▶ _What you will do_:
Copy out each of the following items line for line, with no changes at all.
+++++
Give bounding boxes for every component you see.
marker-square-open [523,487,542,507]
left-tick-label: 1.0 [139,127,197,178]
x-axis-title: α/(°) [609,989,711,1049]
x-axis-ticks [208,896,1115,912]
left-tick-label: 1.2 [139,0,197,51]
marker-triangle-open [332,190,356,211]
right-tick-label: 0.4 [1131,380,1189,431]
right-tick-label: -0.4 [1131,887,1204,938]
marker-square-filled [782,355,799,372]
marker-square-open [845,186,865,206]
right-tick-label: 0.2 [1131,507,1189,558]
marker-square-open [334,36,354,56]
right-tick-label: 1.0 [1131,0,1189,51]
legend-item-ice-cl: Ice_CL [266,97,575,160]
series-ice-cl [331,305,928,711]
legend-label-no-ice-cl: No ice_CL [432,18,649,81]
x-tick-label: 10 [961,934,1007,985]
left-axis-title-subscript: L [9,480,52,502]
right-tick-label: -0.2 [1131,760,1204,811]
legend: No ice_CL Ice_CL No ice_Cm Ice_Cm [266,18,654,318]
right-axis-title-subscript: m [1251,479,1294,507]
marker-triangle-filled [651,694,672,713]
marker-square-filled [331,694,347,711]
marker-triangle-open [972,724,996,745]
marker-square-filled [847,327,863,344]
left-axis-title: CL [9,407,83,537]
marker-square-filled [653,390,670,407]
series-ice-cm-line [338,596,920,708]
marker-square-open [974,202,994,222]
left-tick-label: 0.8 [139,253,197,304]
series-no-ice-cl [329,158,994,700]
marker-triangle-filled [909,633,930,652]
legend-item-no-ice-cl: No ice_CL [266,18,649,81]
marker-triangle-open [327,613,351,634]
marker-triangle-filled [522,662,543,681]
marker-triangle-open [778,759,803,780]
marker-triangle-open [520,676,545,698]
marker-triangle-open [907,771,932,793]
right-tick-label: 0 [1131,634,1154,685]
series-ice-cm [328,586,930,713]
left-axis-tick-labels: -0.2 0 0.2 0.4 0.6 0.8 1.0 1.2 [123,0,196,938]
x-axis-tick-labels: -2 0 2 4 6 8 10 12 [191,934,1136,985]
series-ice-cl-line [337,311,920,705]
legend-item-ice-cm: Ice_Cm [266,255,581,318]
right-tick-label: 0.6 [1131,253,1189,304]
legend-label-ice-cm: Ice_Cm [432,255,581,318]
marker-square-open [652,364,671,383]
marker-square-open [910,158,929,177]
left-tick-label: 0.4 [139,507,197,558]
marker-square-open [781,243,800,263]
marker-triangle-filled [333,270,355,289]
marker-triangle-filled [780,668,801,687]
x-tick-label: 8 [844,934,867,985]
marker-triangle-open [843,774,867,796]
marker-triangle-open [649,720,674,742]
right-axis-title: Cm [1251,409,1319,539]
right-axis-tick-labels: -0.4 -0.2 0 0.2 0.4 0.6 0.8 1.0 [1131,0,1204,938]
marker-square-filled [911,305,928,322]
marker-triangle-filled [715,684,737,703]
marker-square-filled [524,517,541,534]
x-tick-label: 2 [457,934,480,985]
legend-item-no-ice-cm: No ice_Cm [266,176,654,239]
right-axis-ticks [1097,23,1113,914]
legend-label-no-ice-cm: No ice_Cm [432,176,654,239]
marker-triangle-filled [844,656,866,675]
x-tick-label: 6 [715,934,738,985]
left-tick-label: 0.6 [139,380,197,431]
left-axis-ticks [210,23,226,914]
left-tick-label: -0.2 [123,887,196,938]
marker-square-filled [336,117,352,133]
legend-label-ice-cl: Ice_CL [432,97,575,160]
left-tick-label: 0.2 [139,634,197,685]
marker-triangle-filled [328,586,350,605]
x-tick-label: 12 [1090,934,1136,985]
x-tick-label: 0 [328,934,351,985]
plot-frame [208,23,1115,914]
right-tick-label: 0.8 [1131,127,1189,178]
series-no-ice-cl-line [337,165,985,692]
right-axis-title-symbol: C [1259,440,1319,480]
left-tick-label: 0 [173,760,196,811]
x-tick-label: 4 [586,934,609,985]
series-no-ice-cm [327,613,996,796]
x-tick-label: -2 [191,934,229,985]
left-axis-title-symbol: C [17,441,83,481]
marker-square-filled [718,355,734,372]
+++++
▶ _Reply_:
Give bounding boxes for every component you see.
marker-square-open [523,487,542,507]
left-tick-label: 1.0 [139,127,197,178]
x-axis-title: α/(°) [609,989,711,1049]
x-axis-ticks [208,896,1115,912]
left-tick-label: 1.2 [139,0,197,51]
marker-triangle-open [332,190,356,211]
right-tick-label: 0.4 [1131,380,1189,431]
right-tick-label: -0.4 [1131,887,1204,938]
marker-square-filled [782,355,799,372]
marker-square-open [845,186,865,206]
right-tick-label: 0.2 [1131,507,1189,558]
marker-square-open [334,36,354,56]
right-tick-label: 1.0 [1131,0,1189,51]
legend-item-ice-cl: Ice_CL [266,97,575,160]
series-ice-cl [331,305,928,711]
legend-label-no-ice-cl: No ice_CL [432,18,649,81]
x-tick-label: 10 [961,934,1007,985]
left-axis-title-subscript: L [9,480,52,502]
right-tick-label: -0.2 [1131,760,1204,811]
legend: No ice_CL Ice_CL No ice_Cm Ice_Cm [266,18,654,318]
right-axis-title-subscript: m [1251,479,1294,507]
marker-triangle-filled [651,694,672,713]
marker-square-filled [331,694,347,711]
marker-triangle-open [972,724,996,745]
marker-square-filled [847,327,863,344]
left-axis-title: CL [9,407,83,537]
marker-square-filled [653,390,670,407]
series-ice-cm-line [338,596,920,708]
marker-square-open [974,202,994,222]
left-tick-label: 0.8 [139,253,197,304]
series-no-ice-cl [329,158,994,700]
marker-triangle-filled [909,633,930,652]
legend-item-no-ice-cl: No ice_CL [266,18,649,81]
marker-triangle-open [327,613,351,634]
marker-triangle-filled [522,662,543,681]
marker-triangle-open [778,759,803,780]
marker-triangle-open [520,676,545,698]
marker-triangle-open [907,771,932,793]
right-tick-label: 0 [1131,634,1154,685]
series-ice-cm [328,586,930,713]
left-axis-tick-labels: -0.2 0 0.2 0.4 0.6 0.8 1.0 1.2 [123,0,196,938]
x-axis-tick-labels: -2 0 2 4 6 8 10 12 [191,934,1136,985]
series-ice-cl-line [337,311,920,705]
legend-item-ice-cm: Ice_Cm [266,255,581,318]
right-tick-label: 0.6 [1131,253,1189,304]
legend-label-ice-cm: Ice_Cm [432,255,581,318]
marker-square-open [652,364,671,383]
marker-square-open [910,158,929,177]
left-tick-label: 0.4 [139,507,197,558]
marker-square-open [781,243,800,263]
marker-triangle-filled [333,270,355,289]
marker-triangle-filled [780,668,801,687]
x-tick-label: 8 [844,934,867,985]
marker-triangle-open [843,774,867,796]
marker-triangle-open [649,720,674,742]
right-axis-title: Cm [1251,409,1319,539]
right-axis-tick-labels: -0.4 -0.2 0 0.2 0.4 0.6 0.8 1.0 [1131,0,1204,938]
marker-square-filled [911,305,928,322]
marker-triangle-filled [715,684,737,703]
marker-square-filled [524,517,541,534]
x-tick-label: 2 [457,934,480,985]
legend-item-no-ice-cm: No ice_Cm [266,176,654,239]
right-axis-ticks [1097,23,1113,914]
legend-label-no-ice-cm: No ice_Cm [432,176,654,239]
marker-triangle-filled [844,656,866,675]
x-tick-label: 6 [715,934,738,985]
left-tick-label: 0.6 [139,380,197,431]
left-axis-ticks [210,23,226,914]
left-tick-label: -0.2 [123,887,196,938]
marker-square-filled [336,117,352,133]
legend-label-ice-cl: Ice_CL [432,97,575,160]
left-tick-label: 0.2 [139,634,197,685]
marker-triangle-filled [328,586,350,605]
x-tick-label: 12 [1090,934,1136,985]
x-tick-label: 0 [328,934,351,985]
plot-frame [208,23,1115,914]
right-tick-label: 0.8 [1131,127,1189,178]
series-no-ice-cl-line [337,165,985,692]
right-axis-title-symbol: C [1259,440,1319,480]
left-tick-label: 0 [173,760,196,811]
x-tick-label: 4 [586,934,609,985]
series-no-ice-cm [327,613,996,796]
x-tick-label: -2 [191,934,229,985]
left-axis-title-symbol: C [17,441,83,481]
marker-square-filled [718,355,734,372]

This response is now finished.